**What to produce**
Transcribe the material word for word, but without the images.

**Source material**

□ □ □ □ □

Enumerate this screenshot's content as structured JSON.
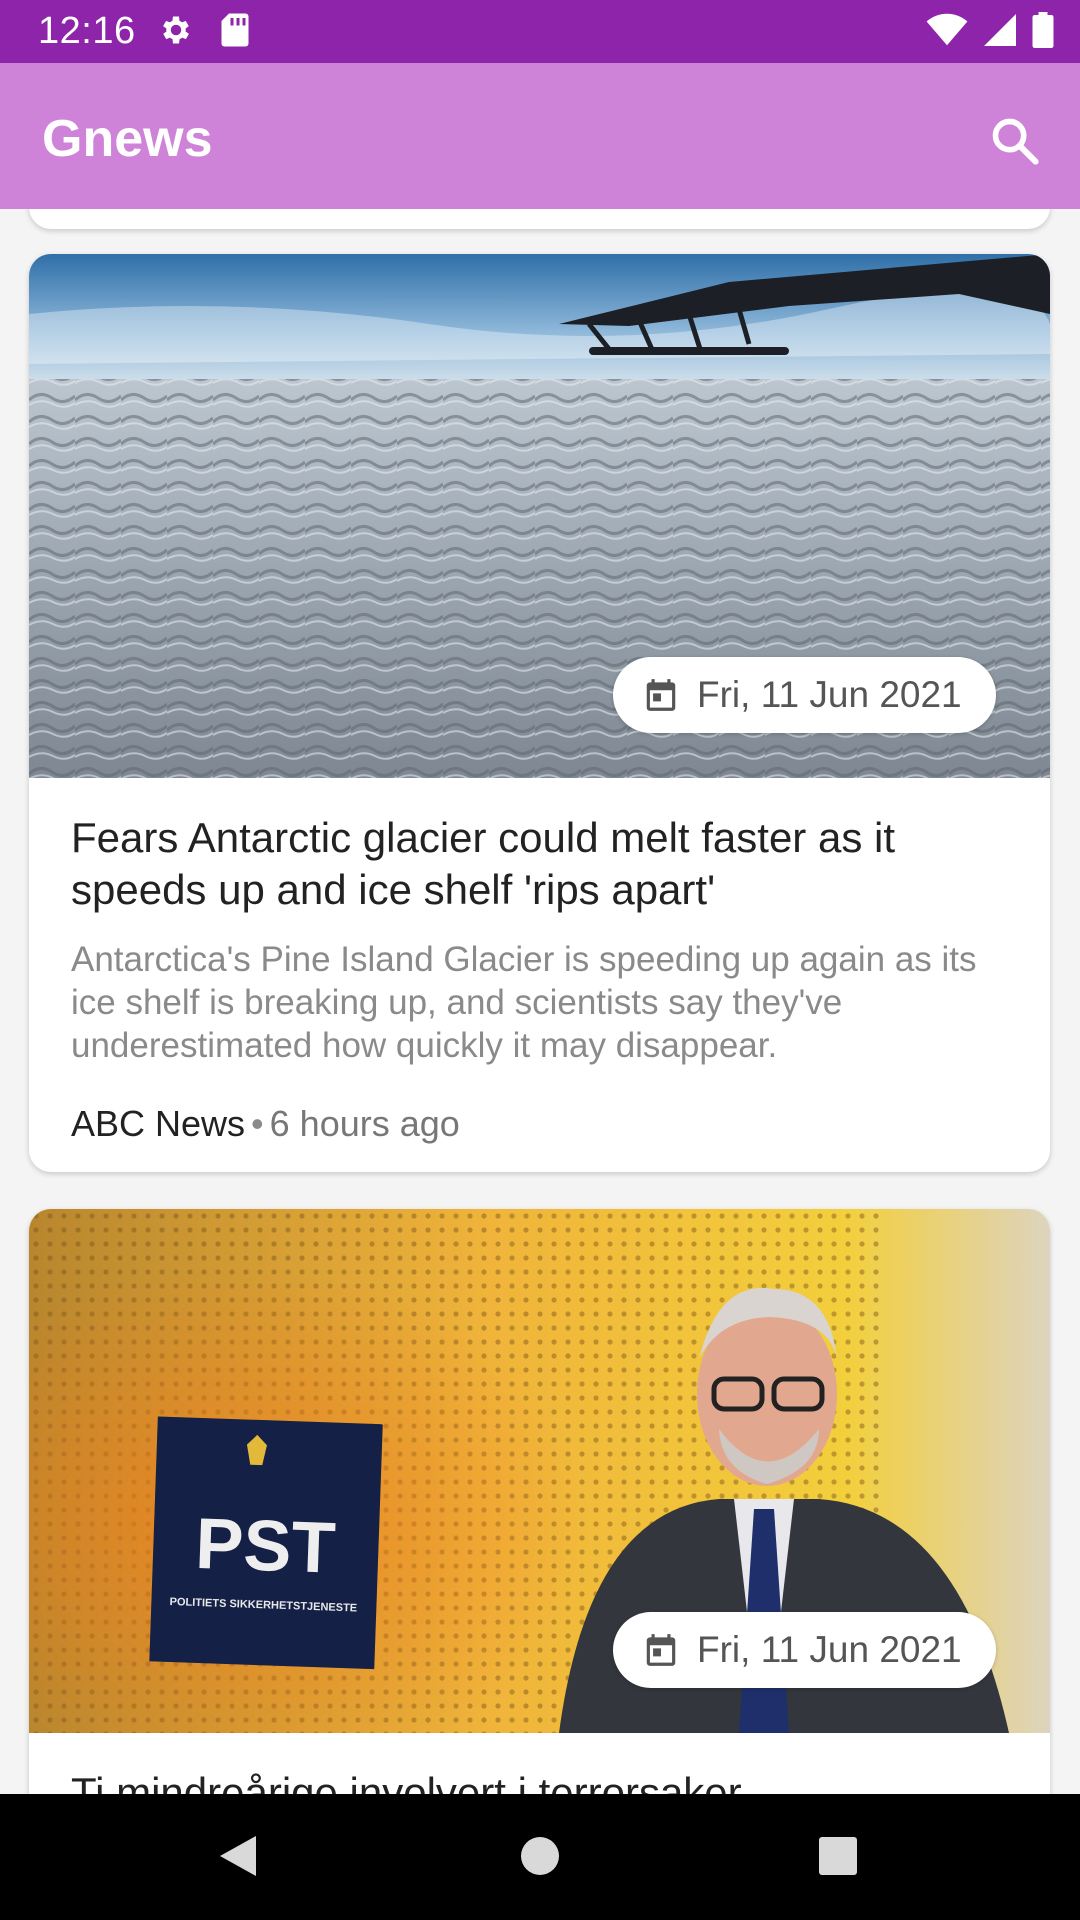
{
  "status_bar": {
    "time": "12:16",
    "left_icons": [
      "gear-icon",
      "sd-card-icon"
    ],
    "right_icons": [
      "wifi-icon",
      "signal-icon",
      "battery-icon"
    ]
  },
  "app_bar": {
    "title": "Gnews",
    "search_icon": "search-icon"
  },
  "articles": [
    {
      "date": "Fri, 11 Jun 2021",
      "title": "Fears Antarctic glacier could melt faster as it speeds up and ice shelf 'rips apart'",
      "description": "Antarctica's Pine Island Glacier is speeding up again as its ice shelf is breaking up, and scientists say they've underestimated how quickly it may disappear.",
      "source": "ABC News",
      "separator": "•",
      "time_ago": "6 hours ago"
    },
    {
      "date": "Fri, 11 Jun 2021",
      "title": "Ti mindreårige involvert i terrorsaker",
      "sign_text": "PST",
      "sign_subtext": "POLITIETS SIKKERHETSTJENESTE"
    }
  ],
  "nav_bar": {
    "buttons": [
      "back-icon",
      "home-icon",
      "recents-icon"
    ]
  },
  "colors": {
    "status_bar": "#8e24aa",
    "app_bar": "#ce83d8",
    "background": "#f4f4f4"
  }
}
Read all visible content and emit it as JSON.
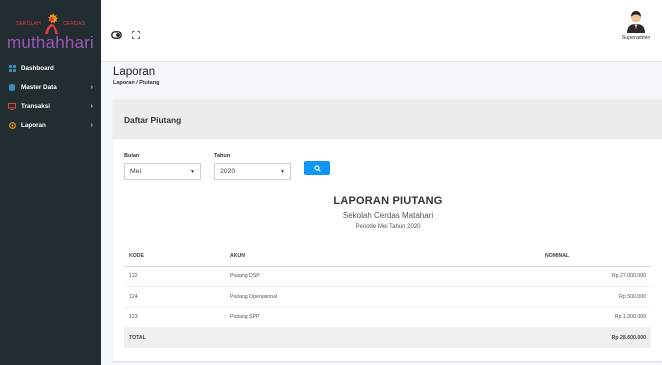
{
  "sidebar": {
    "logo": {
      "small_left": "SEKOLAH",
      "small_right": "CERDAS",
      "name": "muthahhari"
    },
    "items": [
      {
        "label": "Dashboard",
        "icon": "dashboard-icon",
        "has_arrow": false
      },
      {
        "label": "Master Data",
        "icon": "database-icon",
        "has_arrow": true,
        "arrow": "›"
      },
      {
        "label": "Transaksi",
        "icon": "monitor-icon",
        "has_arrow": true,
        "arrow": "›"
      },
      {
        "label": "Laporan",
        "icon": "circle-icon",
        "has_arrow": true,
        "arrow": "›"
      }
    ]
  },
  "topbar": {
    "user_name": "Superadmin"
  },
  "header": {
    "title": "Laporan",
    "breadcrumb": "Laporan / Piutang"
  },
  "card": {
    "title": "Daftar Piutang"
  },
  "filters": {
    "bulan_label": "Bulan",
    "bulan_value": "Mei",
    "tahun_label": "Tahun",
    "tahun_value": "2020",
    "caret": "▼"
  },
  "report": {
    "title": "LAPORAN PIUTANG",
    "school": "Sekolah Cerdas Matahari",
    "period": "Periode Mei Tahun 2020"
  },
  "table": {
    "headers": {
      "kode": "KODE",
      "akun": "AKUN",
      "nominal": "NOMINAL"
    },
    "rows": [
      {
        "kode": "122",
        "akun": "Piutang DSP",
        "nominal": "Rp 27.000.000"
      },
      {
        "kode": "124",
        "akun": "Piutang Operasional",
        "nominal": "Rp 500.000"
      },
      {
        "kode": "123",
        "akun": "Piutang SPP",
        "nominal": "Rp 1.000.000"
      }
    ],
    "total_label": "TOTAL",
    "total_value": "Rp 28.600.000"
  },
  "colors": {
    "sidebar_bg": "#222d32",
    "primary_button": "#0d97f1",
    "logo_red": "#e23b45",
    "logo_purple": "#9a57b5",
    "dashboard_icon": "#3c8dbc",
    "database_icon": "#3c8dbc",
    "monitor_icon": "#dd4b39",
    "laporan_icon": "#f39c12"
  }
}
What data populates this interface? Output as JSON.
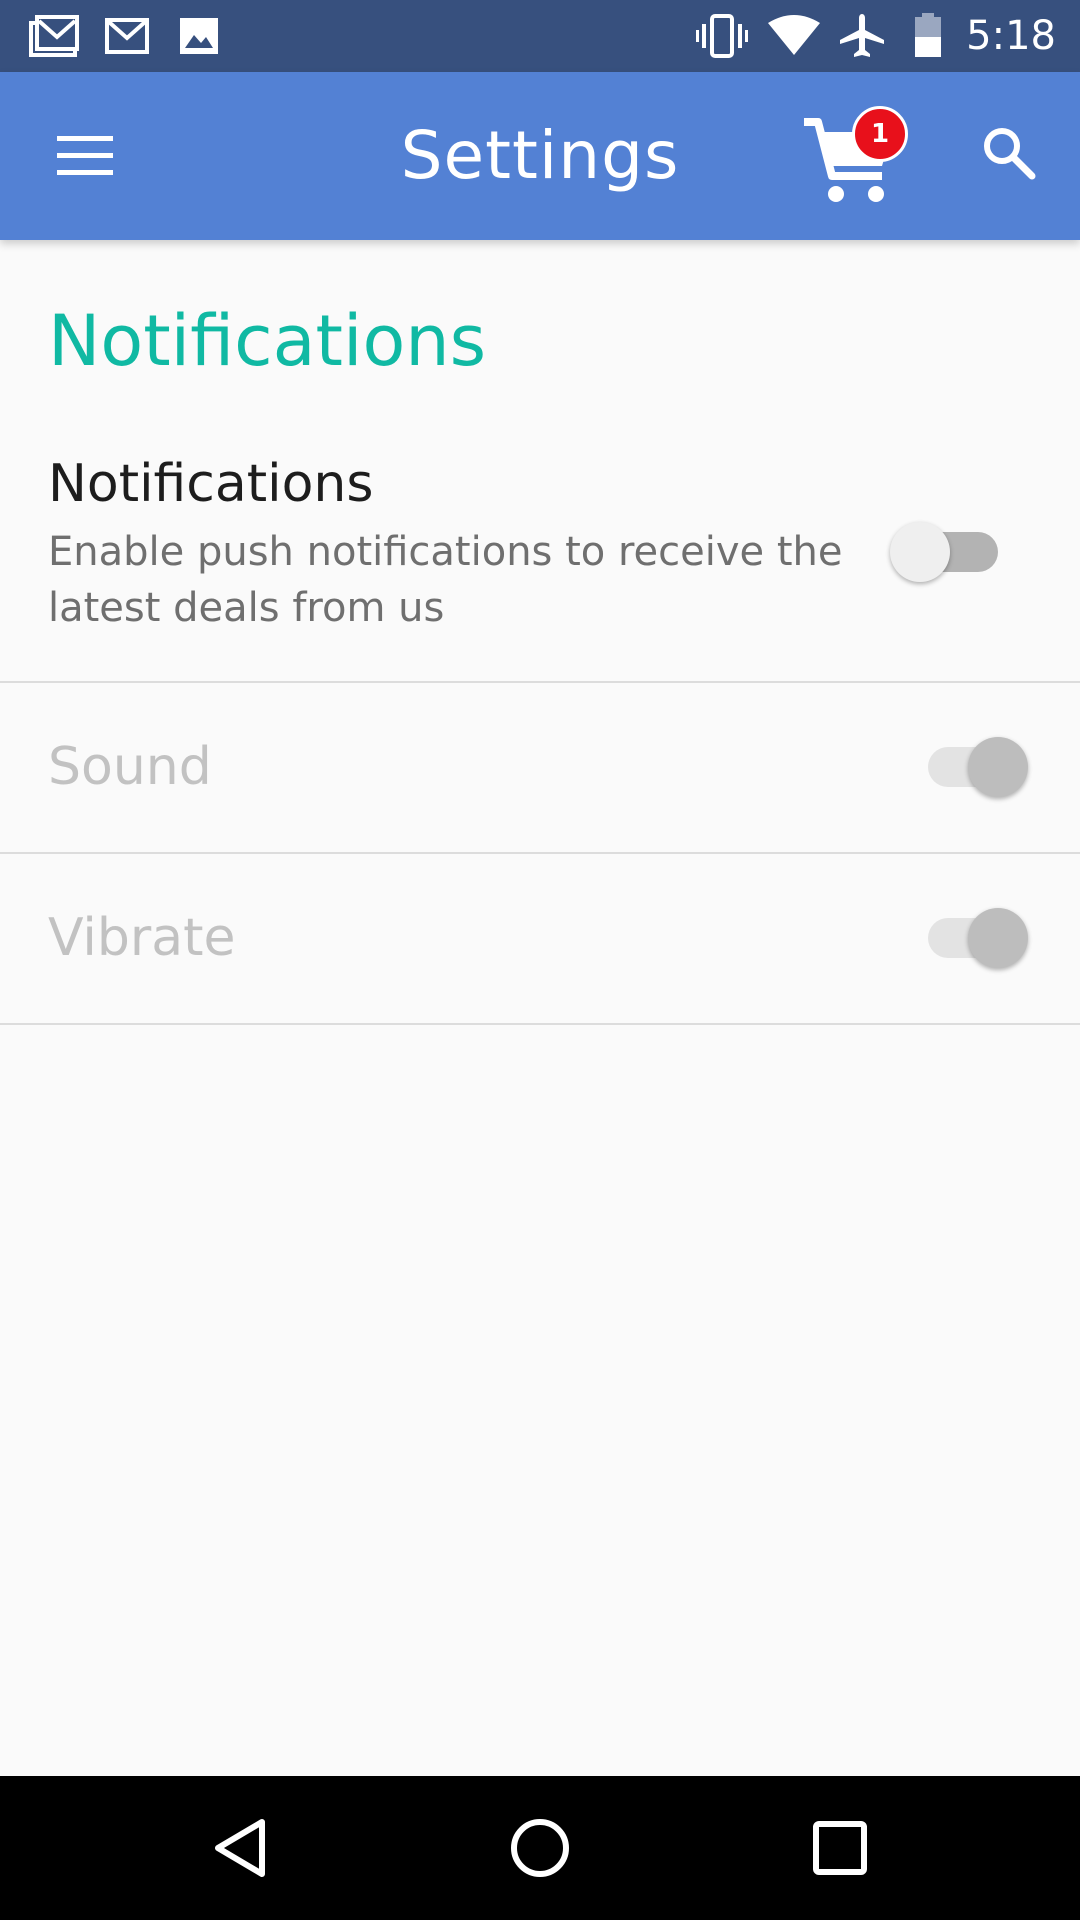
{
  "status_bar": {
    "time": "5:18",
    "icons": [
      "gmail-icon",
      "mail-icon",
      "image-icon",
      "vibrate-icon",
      "wifi-icon",
      "airplane-icon",
      "battery-icon"
    ]
  },
  "app_bar": {
    "title": "Settings",
    "cart_count": "1",
    "icons": [
      "menu-icon",
      "cart-icon",
      "search-icon"
    ]
  },
  "section": {
    "title": "Notifications"
  },
  "settings": [
    {
      "title": "Notifications",
      "description": "Enable push notifications to receive the latest deals from us",
      "toggle_state": "off",
      "enabled": true
    },
    {
      "title": "Sound",
      "toggle_state": "on",
      "enabled": false
    },
    {
      "title": "Vibrate",
      "toggle_state": "on",
      "enabled": false
    }
  ],
  "nav_bar": {
    "icons": [
      "back-icon",
      "home-icon",
      "recents-icon"
    ]
  },
  "colors": {
    "status_bar": "#37507E",
    "app_bar": "#5381D4",
    "accent": "#10B9A3",
    "badge": "#E8101B",
    "background": "#FAFAFA"
  }
}
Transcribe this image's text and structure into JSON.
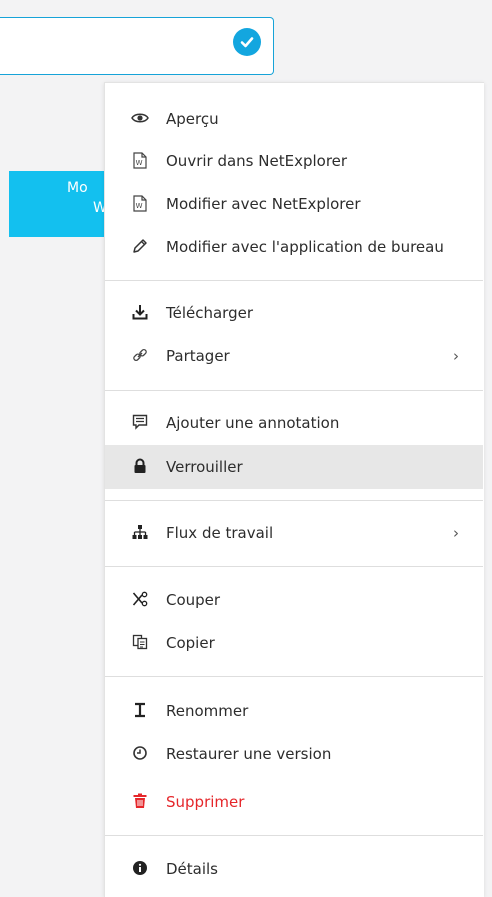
{
  "banner": {
    "line1": "Mo",
    "line2": "W"
  },
  "menu": {
    "items": [
      {
        "label": "Aperçu",
        "icon": "eye-icon"
      },
      {
        "label": "Ouvrir dans NetExplorer",
        "icon": "word-doc-icon"
      },
      {
        "label": "Modifier avec NetExplorer",
        "icon": "word-doc-icon"
      },
      {
        "label": "Modifier avec l'application de bureau",
        "icon": "pencil-icon"
      },
      {
        "label": "Télécharger",
        "icon": "download-icon"
      },
      {
        "label": "Partager",
        "icon": "link-icon",
        "chevron": "›"
      },
      {
        "label": "Ajouter une annotation",
        "icon": "comment-icon"
      },
      {
        "label": "Verrouiller",
        "icon": "lock-icon",
        "state": "hover"
      },
      {
        "label": "Flux de travail",
        "icon": "sitemap-icon",
        "chevron": "›"
      },
      {
        "label": "Couper",
        "icon": "scissors-icon"
      },
      {
        "label": "Copier",
        "icon": "copy-icon"
      },
      {
        "label": "Renommer",
        "icon": "text-cursor-icon"
      },
      {
        "label": "Restaurer une version",
        "icon": "clock-icon"
      },
      {
        "label": "Supprimer",
        "icon": "trash-icon",
        "state": "danger"
      },
      {
        "label": "Détails",
        "icon": "info-icon"
      }
    ]
  },
  "colors": {
    "accent": "#13a6df",
    "banner": "#13c0ef",
    "danger": "#e5262a",
    "hover": "#e7e7e7"
  }
}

□ □ □ □ □

**Worked solution**
Enumerate this screenshot's content as structured JSON.
{
  "status_bar": {
    "time": "12:16",
    "left_icons": [
      "gear-icon",
      "sd-card-icon"
    ],
    "right_icons": [
      "wifi-icon",
      "signal-icon",
      "battery-icon"
    ]
  },
  "app_bar": {
    "title": "Gnews",
    "search_icon": "search-icon"
  },
  "articles": [
    {
      "date": "Fri, 11 Jun 2021",
      "title": "Fears Antarctic glacier could melt faster as it speeds up and ice shelf 'rips apart'",
      "description": "Antarctica's Pine Island Glacier is speeding up again as its ice shelf is breaking up, and scientists say they've underestimated how quickly it may disappear.",
      "source": "ABC News",
      "separator": "•",
      "time_ago": "6 hours ago"
    },
    {
      "date": "Fri, 11 Jun 2021",
      "title": "Ti mindreårige involvert i terrorsaker",
      "sign_text": "PST",
      "sign_subtext": "POLITIETS SIKKERHETSTJENESTE"
    }
  ],
  "nav_bar": {
    "buttons": [
      "back-icon",
      "home-icon",
      "recents-icon"
    ]
  },
  "colors": {
    "status_bar": "#8e24aa",
    "app_bar": "#ce83d8",
    "background": "#f4f4f4"
  }
}
Read all visible content and emit it as JSON.
{
  "sidebar": {
    "logo": {
      "small_left": "SEKOLAH",
      "small_right": "CERDAS",
      "name": "muthahhari"
    },
    "items": [
      {
        "label": "Dashboard",
        "icon": "dashboard-icon",
        "has_arrow": false
      },
      {
        "label": "Master Data",
        "icon": "database-icon",
        "has_arrow": true,
        "arrow": "›"
      },
      {
        "label": "Transaksi",
        "icon": "monitor-icon",
        "has_arrow": true,
        "arrow": "›"
      },
      {
        "label": "Laporan",
        "icon": "circle-icon",
        "has_arrow": true,
        "arrow": "›"
      }
    ]
  },
  "topbar": {
    "user_name": "Superadmin"
  },
  "header": {
    "title": "Laporan",
    "breadcrumb": "Laporan / Piutang"
  },
  "card": {
    "title": "Daftar Piutang"
  },
  "filters": {
    "bulan_label": "Bulan",
    "bulan_value": "Mei",
    "tahun_label": "Tahun",
    "tahun_value": "2020",
    "caret": "▼"
  },
  "report": {
    "title": "LAPORAN PIUTANG",
    "school": "Sekolah Cerdas Matahari",
    "period": "Periode Mei Tahun 2020"
  },
  "table": {
    "headers": {
      "kode": "KODE",
      "akun": "AKUN",
      "nominal": "NOMINAL"
    },
    "rows": [
      {
        "kode": "122",
        "akun": "Piutang DSP",
        "nominal": "Rp 27.000.000"
      },
      {
        "kode": "124",
        "akun": "Piutang Operasional",
        "nominal": "Rp 500.000"
      },
      {
        "kode": "123",
        "akun": "Piutang SPP",
        "nominal": "Rp 1.000.000"
      }
    ],
    "total_label": "TOTAL",
    "total_value": "Rp 28.600.000"
  },
  "colors": {
    "sidebar_bg": "#222d32",
    "primary_button": "#0d97f1",
    "logo_red": "#e23b45",
    "logo_purple": "#9a57b5",
    "dashboard_icon": "#3c8dbc",
    "database_icon": "#3c8dbc",
    "monitor_icon": "#dd4b39",
    "laporan_icon": "#f39c12"
  }
}
What data populates this interface? Output as JSON.
{
  "status_bar": {
    "time": "5:18",
    "icons": [
      "gmail-icon",
      "mail-icon",
      "image-icon",
      "vibrate-icon",
      "wifi-icon",
      "airplane-icon",
      "battery-icon"
    ]
  },
  "app_bar": {
    "title": "Settings",
    "cart_count": "1",
    "icons": [
      "menu-icon",
      "cart-icon",
      "search-icon"
    ]
  },
  "section": {
    "title": "Notifications"
  },
  "settings": [
    {
      "title": "Notifications",
      "description": "Enable push notifications to receive the latest deals from us",
      "toggle_state": "off",
      "enabled": true
    },
    {
      "title": "Sound",
      "toggle_state": "on",
      "enabled": false
    },
    {
      "title": "Vibrate",
      "toggle_state": "on",
      "enabled": false
    }
  ],
  "nav_bar": {
    "icons": [
      "back-icon",
      "home-icon",
      "recents-icon"
    ]
  },
  "colors": {
    "status_bar": "#37507E",
    "app_bar": "#5381D4",
    "accent": "#10B9A3",
    "badge": "#E8101B",
    "background": "#FAFAFA"
  }
}
Transcribe this image's text and structure into JSON.
{
  "banner": {
    "line1": "Mo",
    "line2": "W"
  },
  "menu": {
    "items": [
      {
        "label": "Aperçu",
        "icon": "eye-icon"
      },
      {
        "label": "Ouvrir dans NetExplorer",
        "icon": "word-doc-icon"
      },
      {
        "label": "Modifier avec NetExplorer",
        "icon": "word-doc-icon"
      },
      {
        "label": "Modifier avec l'application de bureau",
        "icon": "pencil-icon"
      },
      {
        "label": "Télécharger",
        "icon": "download-icon"
      },
      {
        "label": "Partager",
        "icon": "link-icon",
        "chevron": "›"
      },
      {
        "label": "Ajouter une annotation",
        "icon": "comment-icon"
      },
      {
        "label": "Verrouiller",
        "icon": "lock-icon",
        "state": "hover"
      },
      {
        "label": "Flux de travail",
        "icon": "sitemap-icon",
        "chevron": "›"
      },
      {
        "label": "Couper",
        "icon": "scissors-icon"
      },
      {
        "label": "Copier",
        "icon": "copy-icon"
      },
      {
        "label": "Renommer",
        "icon": "text-cursor-icon"
      },
      {
        "label": "Restaurer une version",
        "icon": "clock-icon"
      },
      {
        "label": "Supprimer",
        "icon": "trash-icon",
        "state": "danger"
      },
      {
        "label": "Détails",
        "icon": "info-icon"
      }
    ]
  },
  "colors": {
    "accent": "#13a6df",
    "banner": "#13c0ef",
    "danger": "#e5262a",
    "hover": "#e7e7e7"
  }
}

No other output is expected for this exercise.